● WHAT TO DO: The entries below are to be transcribed in full, without their images.
☆ ☆ ☆
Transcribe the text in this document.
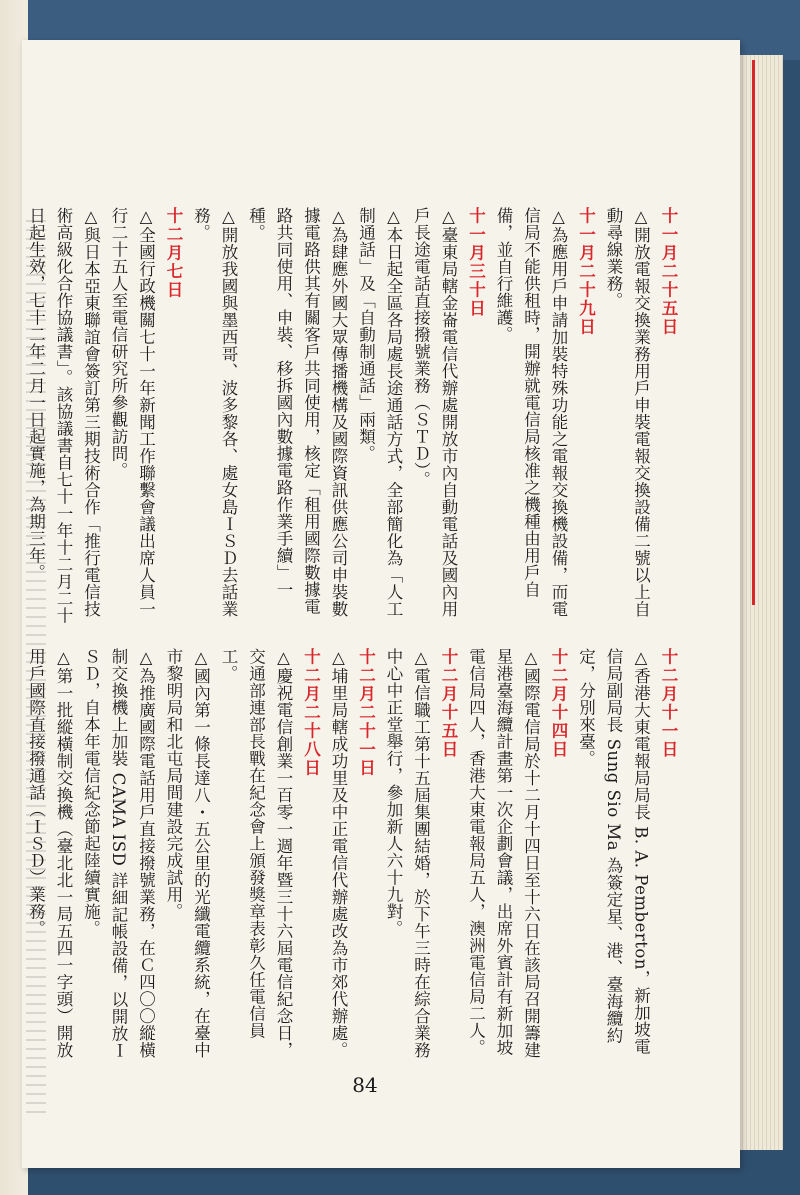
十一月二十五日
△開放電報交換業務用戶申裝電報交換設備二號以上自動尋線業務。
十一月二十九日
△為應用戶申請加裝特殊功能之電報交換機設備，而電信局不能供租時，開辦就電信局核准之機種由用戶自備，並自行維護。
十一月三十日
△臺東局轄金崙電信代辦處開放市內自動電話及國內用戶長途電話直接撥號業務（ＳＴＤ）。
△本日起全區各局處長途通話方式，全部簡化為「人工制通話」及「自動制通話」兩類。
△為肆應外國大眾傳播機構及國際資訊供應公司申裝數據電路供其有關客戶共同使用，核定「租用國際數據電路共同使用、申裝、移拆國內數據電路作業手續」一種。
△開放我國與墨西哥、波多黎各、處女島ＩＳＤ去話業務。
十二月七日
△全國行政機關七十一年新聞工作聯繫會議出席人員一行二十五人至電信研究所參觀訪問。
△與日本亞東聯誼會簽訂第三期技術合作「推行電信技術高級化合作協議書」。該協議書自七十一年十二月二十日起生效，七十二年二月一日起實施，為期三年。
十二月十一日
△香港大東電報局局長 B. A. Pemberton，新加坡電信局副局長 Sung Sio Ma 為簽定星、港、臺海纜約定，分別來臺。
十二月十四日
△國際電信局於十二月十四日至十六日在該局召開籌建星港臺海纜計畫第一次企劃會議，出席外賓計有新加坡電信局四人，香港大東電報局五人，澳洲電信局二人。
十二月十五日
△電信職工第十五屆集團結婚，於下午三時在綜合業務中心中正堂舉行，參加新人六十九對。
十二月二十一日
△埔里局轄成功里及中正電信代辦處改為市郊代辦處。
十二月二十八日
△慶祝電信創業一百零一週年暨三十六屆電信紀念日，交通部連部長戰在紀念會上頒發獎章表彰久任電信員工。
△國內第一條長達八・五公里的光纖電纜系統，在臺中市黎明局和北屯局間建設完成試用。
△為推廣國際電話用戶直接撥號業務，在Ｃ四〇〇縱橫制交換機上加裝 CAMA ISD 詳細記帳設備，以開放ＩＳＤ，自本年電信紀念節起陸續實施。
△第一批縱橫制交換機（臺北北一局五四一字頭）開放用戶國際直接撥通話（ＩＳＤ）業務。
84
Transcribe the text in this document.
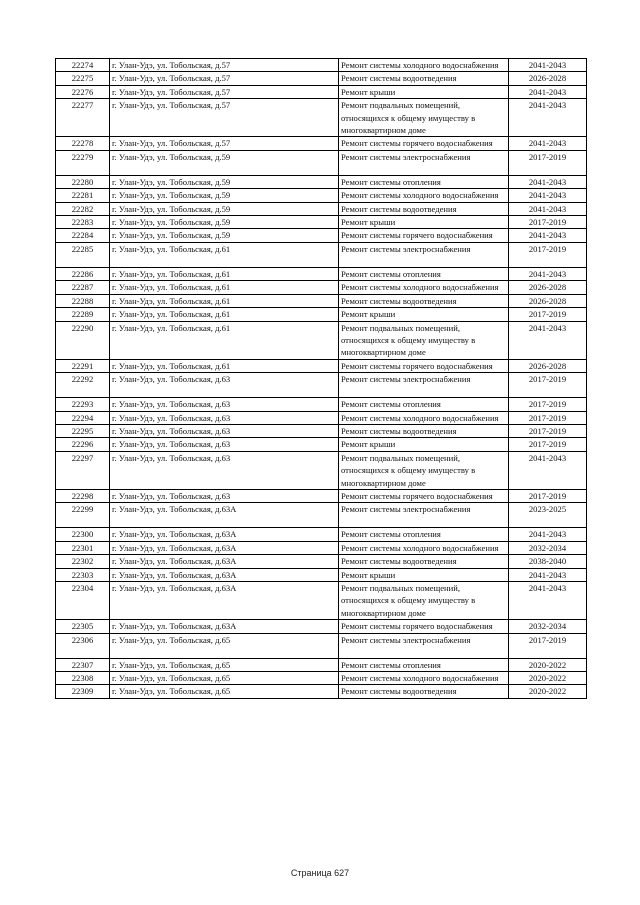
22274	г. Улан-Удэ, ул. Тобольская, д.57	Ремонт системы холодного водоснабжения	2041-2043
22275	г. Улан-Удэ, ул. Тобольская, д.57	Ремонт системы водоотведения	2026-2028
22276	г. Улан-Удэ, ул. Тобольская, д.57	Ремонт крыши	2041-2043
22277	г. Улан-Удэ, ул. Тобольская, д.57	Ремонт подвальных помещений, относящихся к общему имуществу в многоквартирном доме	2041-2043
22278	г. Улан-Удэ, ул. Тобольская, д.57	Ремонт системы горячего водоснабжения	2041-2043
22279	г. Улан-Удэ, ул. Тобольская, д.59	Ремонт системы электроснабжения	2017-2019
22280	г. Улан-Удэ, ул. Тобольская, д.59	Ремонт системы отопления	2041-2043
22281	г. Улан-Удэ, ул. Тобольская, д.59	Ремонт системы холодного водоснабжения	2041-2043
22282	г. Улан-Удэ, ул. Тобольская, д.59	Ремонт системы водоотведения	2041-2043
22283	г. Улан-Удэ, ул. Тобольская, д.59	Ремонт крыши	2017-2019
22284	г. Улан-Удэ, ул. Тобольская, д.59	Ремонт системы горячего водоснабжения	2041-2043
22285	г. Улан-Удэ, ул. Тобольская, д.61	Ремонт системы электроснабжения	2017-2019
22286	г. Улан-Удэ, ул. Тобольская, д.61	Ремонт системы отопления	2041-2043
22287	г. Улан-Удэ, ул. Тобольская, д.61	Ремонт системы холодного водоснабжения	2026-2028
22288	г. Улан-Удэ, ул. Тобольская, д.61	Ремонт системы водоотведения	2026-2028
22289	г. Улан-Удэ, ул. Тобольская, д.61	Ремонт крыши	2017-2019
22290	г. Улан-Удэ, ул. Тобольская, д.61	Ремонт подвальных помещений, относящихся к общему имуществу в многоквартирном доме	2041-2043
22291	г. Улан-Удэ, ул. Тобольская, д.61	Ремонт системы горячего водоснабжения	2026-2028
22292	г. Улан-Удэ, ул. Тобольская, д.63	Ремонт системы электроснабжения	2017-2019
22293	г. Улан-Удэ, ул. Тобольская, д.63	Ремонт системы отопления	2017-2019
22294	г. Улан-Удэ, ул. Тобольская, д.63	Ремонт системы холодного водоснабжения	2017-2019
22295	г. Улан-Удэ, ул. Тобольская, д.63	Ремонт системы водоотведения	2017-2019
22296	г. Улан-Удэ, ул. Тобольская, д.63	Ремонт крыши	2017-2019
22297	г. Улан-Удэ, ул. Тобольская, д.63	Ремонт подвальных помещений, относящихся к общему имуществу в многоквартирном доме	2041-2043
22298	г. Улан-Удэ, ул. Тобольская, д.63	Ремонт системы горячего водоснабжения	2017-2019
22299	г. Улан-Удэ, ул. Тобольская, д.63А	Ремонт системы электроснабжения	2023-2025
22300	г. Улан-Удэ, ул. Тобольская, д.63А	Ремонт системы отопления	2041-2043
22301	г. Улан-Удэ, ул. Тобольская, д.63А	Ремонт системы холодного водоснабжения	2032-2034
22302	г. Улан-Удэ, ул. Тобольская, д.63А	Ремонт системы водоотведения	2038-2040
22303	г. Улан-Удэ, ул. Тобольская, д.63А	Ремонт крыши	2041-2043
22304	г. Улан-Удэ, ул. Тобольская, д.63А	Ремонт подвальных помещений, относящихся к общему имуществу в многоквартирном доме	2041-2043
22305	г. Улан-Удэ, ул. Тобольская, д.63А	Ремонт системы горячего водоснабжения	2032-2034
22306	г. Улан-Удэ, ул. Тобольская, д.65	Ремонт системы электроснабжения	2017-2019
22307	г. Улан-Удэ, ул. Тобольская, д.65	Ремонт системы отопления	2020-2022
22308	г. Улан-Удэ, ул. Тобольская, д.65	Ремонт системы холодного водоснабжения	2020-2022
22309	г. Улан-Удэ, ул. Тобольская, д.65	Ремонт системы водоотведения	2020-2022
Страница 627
☆ ☆ ☆
● CORRECT RESULT:
Transcribe the text in this document.
十一月二十五日
△開放電報交換業務用戶申裝電報交換設備二號以上自動尋線業務。
十一月二十九日
△為應用戶申請加裝特殊功能之電報交換機設備，而電信局不能供租時，開辦就電信局核准之機種由用戶自備，並自行維護。
十一月三十日
△臺東局轄金崙電信代辦處開放市內自動電話及國內用戶長途電話直接撥號業務（ＳＴＤ）。
△本日起全區各局處長途通話方式，全部簡化為「人工制通話」及「自動制通話」兩類。
△為肆應外國大眾傳播機構及國際資訊供應公司申裝數據電路供其有關客戶共同使用，核定「租用國際數據電路共同使用、申裝、移拆國內數據電路作業手續」一種。
△開放我國與墨西哥、波多黎各、處女島ＩＳＤ去話業務。
十二月七日
△全國行政機關七十一年新聞工作聯繫會議出席人員一行二十五人至電信研究所參觀訪問。
△與日本亞東聯誼會簽訂第三期技術合作「推行電信技術高級化合作協議書」。該協議書自七十一年十二月二十日起生效，七十二年二月一日起實施，為期三年。
十二月十一日
△香港大東電報局局長 B. A. Pemberton，新加坡電信局副局長 Sung Sio Ma 為簽定星、港、臺海纜約定，分別來臺。
十二月十四日
△國際電信局於十二月十四日至十六日在該局召開籌建星港臺海纜計畫第一次企劃會議，出席外賓計有新加坡電信局四人，香港大東電報局五人，澳洲電信局二人。
十二月十五日
△電信職工第十五屆集團結婚，於下午三時在綜合業務中心中正堂舉行，參加新人六十九對。
十二月二十一日
△埔里局轄成功里及中正電信代辦處改為市郊代辦處。
十二月二十八日
△慶祝電信創業一百零一週年暨三十六屆電信紀念日，交通部連部長戰在紀念會上頒發獎章表彰久任電信員工。
△國內第一條長達八・五公里的光纖電纜系統，在臺中市黎明局和北屯局間建設完成試用。
△為推廣國際電話用戶直接撥號業務，在Ｃ四〇〇縱橫制交換機上加裝 CAMA ISD 詳細記帳設備，以開放ＩＳＤ，自本年電信紀念節起陸續實施。
△第一批縱橫制交換機（臺北北一局五四一字頭）開放用戶國際直接撥通話（ＩＳＤ）業務。
84
Transcribe the text in this document.
22274	г. Улан-Удэ, ул. Тобольская, д.57	Ремонт системы холодного водоснабжения	2041-2043
22275	г. Улан-Удэ, ул. Тобольская, д.57	Ремонт системы водоотведения	2026-2028
22276	г. Улан-Удэ, ул. Тобольская, д.57	Ремонт крыши	2041-2043
22277	г. Улан-Удэ, ул. Тобольская, д.57	Ремонт подвальных помещений, относящихся к общему имуществу в многоквартирном доме	2041-2043
22278	г. Улан-Удэ, ул. Тобольская, д.57	Ремонт системы горячего водоснабжения	2041-2043
22279	г. Улан-Удэ, ул. Тобольская, д.59	Ремонт системы электроснабжения	2017-2019
22280	г. Улан-Удэ, ул. Тобольская, д.59	Ремонт системы отопления	2041-2043
22281	г. Улан-Удэ, ул. Тобольская, д.59	Ремонт системы холодного водоснабжения	2041-2043
22282	г. Улан-Удэ, ул. Тобольская, д.59	Ремонт системы водоотведения	2041-2043
22283	г. Улан-Удэ, ул. Тобольская, д.59	Ремонт крыши	2017-2019
22284	г. Улан-Удэ, ул. Тобольская, д.59	Ремонт системы горячего водоснабжения	2041-2043
22285	г. Улан-Удэ, ул. Тобольская, д.61	Ремонт системы электроснабжения	2017-2019
22286	г. Улан-Удэ, ул. Тобольская, д.61	Ремонт системы отопления	2041-2043
22287	г. Улан-Удэ, ул. Тобольская, д.61	Ремонт системы холодного водоснабжения	2026-2028
22288	г. Улан-Удэ, ул. Тобольская, д.61	Ремонт системы водоотведения	2026-2028
22289	г. Улан-Удэ, ул. Тобольская, д.61	Ремонт крыши	2017-2019
22290	г. Улан-Удэ, ул. Тобольская, д.61	Ремонт подвальных помещений, относящихся к общему имуществу в многоквартирном доме	2041-2043
22291	г. Улан-Удэ, ул. Тобольская, д.61	Ремонт системы горячего водоснабжения	2026-2028
22292	г. Улан-Удэ, ул. Тобольская, д.63	Ремонт системы электроснабжения	2017-2019
22293	г. Улан-Удэ, ул. Тобольская, д.63	Ремонт системы отопления	2017-2019
22294	г. Улан-Удэ, ул. Тобольская, д.63	Ремонт системы холодного водоснабжения	2017-2019
22295	г. Улан-Удэ, ул. Тобольская, д.63	Ремонт системы водоотведения	2017-2019
22296	г. Улан-Удэ, ул. Тобольская, д.63	Ремонт крыши	2017-2019
22297	г. Улан-Удэ, ул. Тобольская, д.63	Ремонт подвальных помещений, относящихся к общему имуществу в многоквартирном доме	2041-2043
22298	г. Улан-Удэ, ул. Тобольская, д.63	Ремонт системы горячего водоснабжения	2017-2019
22299	г. Улан-Удэ, ул. Тобольская, д.63А	Ремонт системы электроснабжения	2023-2025
22300	г. Улан-Удэ, ул. Тобольская, д.63А	Ремонт системы отопления	2041-2043
22301	г. Улан-Удэ, ул. Тобольская, д.63А	Ремонт системы холодного водоснабжения	2032-2034
22302	г. Улан-Удэ, ул. Тобольская, д.63А	Ремонт системы водоотведения	2038-2040
22303	г. Улан-Удэ, ул. Тобольская, д.63А	Ремонт крыши	2041-2043
22304	г. Улан-Удэ, ул. Тобольская, д.63А	Ремонт подвальных помещений, относящихся к общему имуществу в многоквартирном доме	2041-2043
22305	г. Улан-Удэ, ул. Тобольская, д.63А	Ремонт системы горячего водоснабжения	2032-2034
22306	г. Улан-Удэ, ул. Тобольская, д.65	Ремонт системы электроснабжения	2017-2019
22307	г. Улан-Удэ, ул. Тобольская, д.65	Ремонт системы отопления	2020-2022
22308	г. Улан-Удэ, ул. Тобольская, д.65	Ремонт системы холодного водоснабжения	2020-2022
22309	г. Улан-Удэ, ул. Тобольская, д.65	Ремонт системы водоотведения	2020-2022
Страница 627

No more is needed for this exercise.